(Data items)
★ ★ ★ ★ ★ ★ ★
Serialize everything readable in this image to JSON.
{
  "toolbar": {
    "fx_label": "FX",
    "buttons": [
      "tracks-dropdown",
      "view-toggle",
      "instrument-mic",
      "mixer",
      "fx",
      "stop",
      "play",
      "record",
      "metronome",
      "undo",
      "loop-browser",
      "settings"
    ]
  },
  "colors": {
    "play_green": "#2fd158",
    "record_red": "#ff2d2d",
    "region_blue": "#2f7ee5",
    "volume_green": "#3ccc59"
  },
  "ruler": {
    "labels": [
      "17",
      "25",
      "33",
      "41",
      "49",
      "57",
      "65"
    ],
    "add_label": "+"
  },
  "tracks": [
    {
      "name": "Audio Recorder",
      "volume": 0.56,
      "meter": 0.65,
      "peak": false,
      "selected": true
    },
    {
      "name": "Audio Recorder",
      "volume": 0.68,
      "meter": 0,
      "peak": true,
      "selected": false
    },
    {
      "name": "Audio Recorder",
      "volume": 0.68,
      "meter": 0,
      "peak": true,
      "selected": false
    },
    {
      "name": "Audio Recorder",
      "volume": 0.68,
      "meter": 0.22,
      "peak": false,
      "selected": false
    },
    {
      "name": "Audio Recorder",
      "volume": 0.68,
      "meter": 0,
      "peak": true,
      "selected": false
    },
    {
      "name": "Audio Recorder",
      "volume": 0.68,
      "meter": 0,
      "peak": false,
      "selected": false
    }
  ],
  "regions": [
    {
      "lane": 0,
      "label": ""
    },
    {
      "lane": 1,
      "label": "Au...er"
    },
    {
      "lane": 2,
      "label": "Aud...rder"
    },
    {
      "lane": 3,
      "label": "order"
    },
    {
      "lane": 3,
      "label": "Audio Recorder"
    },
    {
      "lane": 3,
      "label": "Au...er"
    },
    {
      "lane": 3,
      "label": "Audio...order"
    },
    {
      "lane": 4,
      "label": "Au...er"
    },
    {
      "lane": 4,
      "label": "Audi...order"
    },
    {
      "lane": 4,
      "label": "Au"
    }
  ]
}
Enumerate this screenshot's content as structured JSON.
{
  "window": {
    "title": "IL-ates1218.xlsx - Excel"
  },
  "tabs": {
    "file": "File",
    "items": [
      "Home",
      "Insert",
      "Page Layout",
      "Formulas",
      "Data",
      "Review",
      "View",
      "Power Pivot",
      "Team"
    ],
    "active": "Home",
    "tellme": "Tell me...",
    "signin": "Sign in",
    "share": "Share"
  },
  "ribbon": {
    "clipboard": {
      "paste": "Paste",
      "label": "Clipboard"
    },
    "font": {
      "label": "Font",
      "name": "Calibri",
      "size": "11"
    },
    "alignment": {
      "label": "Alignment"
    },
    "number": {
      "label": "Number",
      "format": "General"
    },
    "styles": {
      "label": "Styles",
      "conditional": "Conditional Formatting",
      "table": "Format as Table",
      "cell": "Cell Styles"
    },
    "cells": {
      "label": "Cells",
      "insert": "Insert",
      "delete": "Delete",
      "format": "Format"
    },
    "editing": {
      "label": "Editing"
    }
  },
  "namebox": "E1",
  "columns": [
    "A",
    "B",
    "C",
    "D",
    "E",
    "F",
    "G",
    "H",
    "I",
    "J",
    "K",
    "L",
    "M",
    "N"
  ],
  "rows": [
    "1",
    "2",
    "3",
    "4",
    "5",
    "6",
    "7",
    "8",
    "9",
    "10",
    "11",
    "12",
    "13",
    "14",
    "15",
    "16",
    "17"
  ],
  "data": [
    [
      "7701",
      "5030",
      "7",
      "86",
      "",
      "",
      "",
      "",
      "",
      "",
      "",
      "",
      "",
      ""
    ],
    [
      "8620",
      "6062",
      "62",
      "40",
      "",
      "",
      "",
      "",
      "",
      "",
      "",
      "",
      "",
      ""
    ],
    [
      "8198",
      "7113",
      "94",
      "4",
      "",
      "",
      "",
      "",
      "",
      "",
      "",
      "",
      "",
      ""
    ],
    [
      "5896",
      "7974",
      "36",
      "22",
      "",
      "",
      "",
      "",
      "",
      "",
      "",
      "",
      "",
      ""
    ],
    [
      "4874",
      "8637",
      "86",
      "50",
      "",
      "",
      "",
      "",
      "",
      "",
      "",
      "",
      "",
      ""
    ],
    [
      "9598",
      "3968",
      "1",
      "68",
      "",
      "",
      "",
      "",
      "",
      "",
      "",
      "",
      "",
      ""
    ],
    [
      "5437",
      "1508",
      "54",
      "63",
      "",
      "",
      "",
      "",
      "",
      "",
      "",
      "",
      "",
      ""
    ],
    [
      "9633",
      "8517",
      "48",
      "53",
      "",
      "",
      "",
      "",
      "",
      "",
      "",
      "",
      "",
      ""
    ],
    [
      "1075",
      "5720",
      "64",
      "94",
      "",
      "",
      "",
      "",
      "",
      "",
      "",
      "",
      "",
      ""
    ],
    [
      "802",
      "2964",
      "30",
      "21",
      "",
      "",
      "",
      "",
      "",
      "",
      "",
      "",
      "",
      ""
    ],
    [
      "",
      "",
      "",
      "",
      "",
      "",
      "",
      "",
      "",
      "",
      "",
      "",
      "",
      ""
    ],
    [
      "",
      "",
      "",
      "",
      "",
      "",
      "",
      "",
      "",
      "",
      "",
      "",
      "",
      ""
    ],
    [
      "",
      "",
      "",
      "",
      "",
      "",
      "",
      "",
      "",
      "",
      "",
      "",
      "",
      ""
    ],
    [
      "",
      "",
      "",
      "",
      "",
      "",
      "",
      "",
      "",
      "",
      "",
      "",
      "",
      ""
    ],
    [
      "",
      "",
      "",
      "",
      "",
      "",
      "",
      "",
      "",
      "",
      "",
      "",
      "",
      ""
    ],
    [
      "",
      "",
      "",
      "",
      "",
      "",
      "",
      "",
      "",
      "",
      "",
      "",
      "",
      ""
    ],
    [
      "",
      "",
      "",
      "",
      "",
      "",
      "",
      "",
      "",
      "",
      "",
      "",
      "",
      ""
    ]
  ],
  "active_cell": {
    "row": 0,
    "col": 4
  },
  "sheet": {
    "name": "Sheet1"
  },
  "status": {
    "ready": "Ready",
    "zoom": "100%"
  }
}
★ ★ ★ ★ ★ ★ ★
Restate each record word for word.

» Expected answer
Serialize everything readable in this image to JSON.
{
  "toolbar": {
    "fx_label": "FX",
    "buttons": [
      "tracks-dropdown",
      "view-toggle",
      "instrument-mic",
      "mixer",
      "fx",
      "stop",
      "play",
      "record",
      "metronome",
      "undo",
      "loop-browser",
      "settings"
    ]
  },
  "colors": {
    "play_green": "#2fd158",
    "record_red": "#ff2d2d",
    "region_blue": "#2f7ee5",
    "volume_green": "#3ccc59"
  },
  "ruler": {
    "labels": [
      "17",
      "25",
      "33",
      "41",
      "49",
      "57",
      "65"
    ],
    "add_label": "+"
  },
  "tracks": [
    {
      "name": "Audio Recorder",
      "volume": 0.56,
      "meter": 0.65,
      "peak": false,
      "selected": true
    },
    {
      "name": "Audio Recorder",
      "volume": 0.68,
      "meter": 0,
      "peak": true,
      "selected": false
    },
    {
      "name": "Audio Recorder",
      "volume": 0.68,
      "meter": 0,
      "peak": true,
      "selected": false
    },
    {
      "name": "Audio Recorder",
      "volume": 0.68,
      "meter": 0.22,
      "peak": false,
      "selected": false
    },
    {
      "name": "Audio Recorder",
      "volume": 0.68,
      "meter": 0,
      "peak": true,
      "selected": false
    },
    {
      "name": "Audio Recorder",
      "volume": 0.68,
      "meter": 0,
      "peak": false,
      "selected": false
    }
  ],
  "regions": [
    {
      "lane": 0,
      "label": ""
    },
    {
      "lane": 1,
      "label": "Au...er"
    },
    {
      "lane": 2,
      "label": "Aud...rder"
    },
    {
      "lane": 3,
      "label": "order"
    },
    {
      "lane": 3,
      "label": "Audio Recorder"
    },
    {
      "lane": 3,
      "label": "Au...er"
    },
    {
      "lane": 3,
      "label": "Audio...order"
    },
    {
      "lane": 4,
      "label": "Au...er"
    },
    {
      "lane": 4,
      "label": "Audi...order"
    },
    {
      "lane": 4,
      "label": "Au"
    }
  ]
}
Enumerate this screenshot's content as structured JSON.
{
  "window": {
    "title": "IL-ates1218.xlsx - Excel"
  },
  "tabs": {
    "file": "File",
    "items": [
      "Home",
      "Insert",
      "Page Layout",
      "Formulas",
      "Data",
      "Review",
      "View",
      "Power Pivot",
      "Team"
    ],
    "active": "Home",
    "tellme": "Tell me...",
    "signin": "Sign in",
    "share": "Share"
  },
  "ribbon": {
    "clipboard": {
      "paste": "Paste",
      "label": "Clipboard"
    },
    "font": {
      "label": "Font",
      "name": "Calibri",
      "size": "11"
    },
    "alignment": {
      "label": "Alignment"
    },
    "number": {
      "label": "Number",
      "format": "General"
    },
    "styles": {
      "label": "Styles",
      "conditional": "Conditional Formatting",
      "table": "Format as Table",
      "cell": "Cell Styles"
    },
    "cells": {
      "label": "Cells",
      "insert": "Insert",
      "delete": "Delete",
      "format": "Format"
    },
    "editing": {
      "label": "Editing"
    }
  },
  "namebox": "E1",
  "columns": [
    "A",
    "B",
    "C",
    "D",
    "E",
    "F",
    "G",
    "H",
    "I",
    "J",
    "K",
    "L",
    "M",
    "N"
  ],
  "rows": [
    "1",
    "2",
    "3",
    "4",
    "5",
    "6",
    "7",
    "8",
    "9",
    "10",
    "11",
    "12",
    "13",
    "14",
    "15",
    "16",
    "17"
  ],
  "data": [
    [
      "7701",
      "5030",
      "7",
      "86",
      "",
      "",
      "",
      "",
      "",
      "",
      "",
      "",
      "",
      ""
    ],
    [
      "8620",
      "6062",
      "62",
      "40",
      "",
      "",
      "",
      "",
      "",
      "",
      "",
      "",
      "",
      ""
    ],
    [
      "8198",
      "7113",
      "94",
      "4",
      "",
      "",
      "",
      "",
      "",
      "",
      "",
      "",
      "",
      ""
    ],
    [
      "5896",
      "7974",
      "36",
      "22",
      "",
      "",
      "",
      "",
      "",
      "",
      "",
      "",
      "",
      ""
    ],
    [
      "4874",
      "8637",
      "86",
      "50",
      "",
      "",
      "",
      "",
      "",
      "",
      "",
      "",
      "",
      ""
    ],
    [
      "9598",
      "3968",
      "1",
      "68",
      "",
      "",
      "",
      "",
      "",
      "",
      "",
      "",
      "",
      ""
    ],
    [
      "5437",
      "1508",
      "54",
      "63",
      "",
      "",
      "",
      "",
      "",
      "",
      "",
      "",
      "",
      ""
    ],
    [
      "9633",
      "8517",
      "48",
      "53",
      "",
      "",
      "",
      "",
      "",
      "",
      "",
      "",
      "",
      ""
    ],
    [
      "1075",
      "5720",
      "64",
      "94",
      "",
      "",
      "",
      "",
      "",
      "",
      "",
      "",
      "",
      ""
    ],
    [
      "802",
      "2964",
      "30",
      "21",
      "",
      "",
      "",
      "",
      "",
      "",
      "",
      "",
      "",
      ""
    ],
    [
      "",
      "",
      "",
      "",
      "",
      "",
      "",
      "",
      "",
      "",
      "",
      "",
      "",
      ""
    ],
    [
      "",
      "",
      "",
      "",
      "",
      "",
      "",
      "",
      "",
      "",
      "",
      "",
      "",
      ""
    ],
    [
      "",
      "",
      "",
      "",
      "",
      "",
      "",
      "",
      "",
      "",
      "",
      "",
      "",
      ""
    ],
    [
      "",
      "",
      "",
      "",
      "",
      "",
      "",
      "",
      "",
      "",
      "",
      "",
      "",
      ""
    ],
    [
      "",
      "",
      "",
      "",
      "",
      "",
      "",
      "",
      "",
      "",
      "",
      "",
      "",
      ""
    ],
    [
      "",
      "",
      "",
      "",
      "",
      "",
      "",
      "",
      "",
      "",
      "",
      "",
      "",
      ""
    ],
    [
      "",
      "",
      "",
      "",
      "",
      "",
      "",
      "",
      "",
      "",
      "",
      "",
      "",
      ""
    ]
  ],
  "active_cell": {
    "row": 0,
    "col": 4
  },
  "sheet": {
    "name": "Sheet1"
  },
  "status": {
    "ready": "Ready",
    "zoom": "100%"
  }
}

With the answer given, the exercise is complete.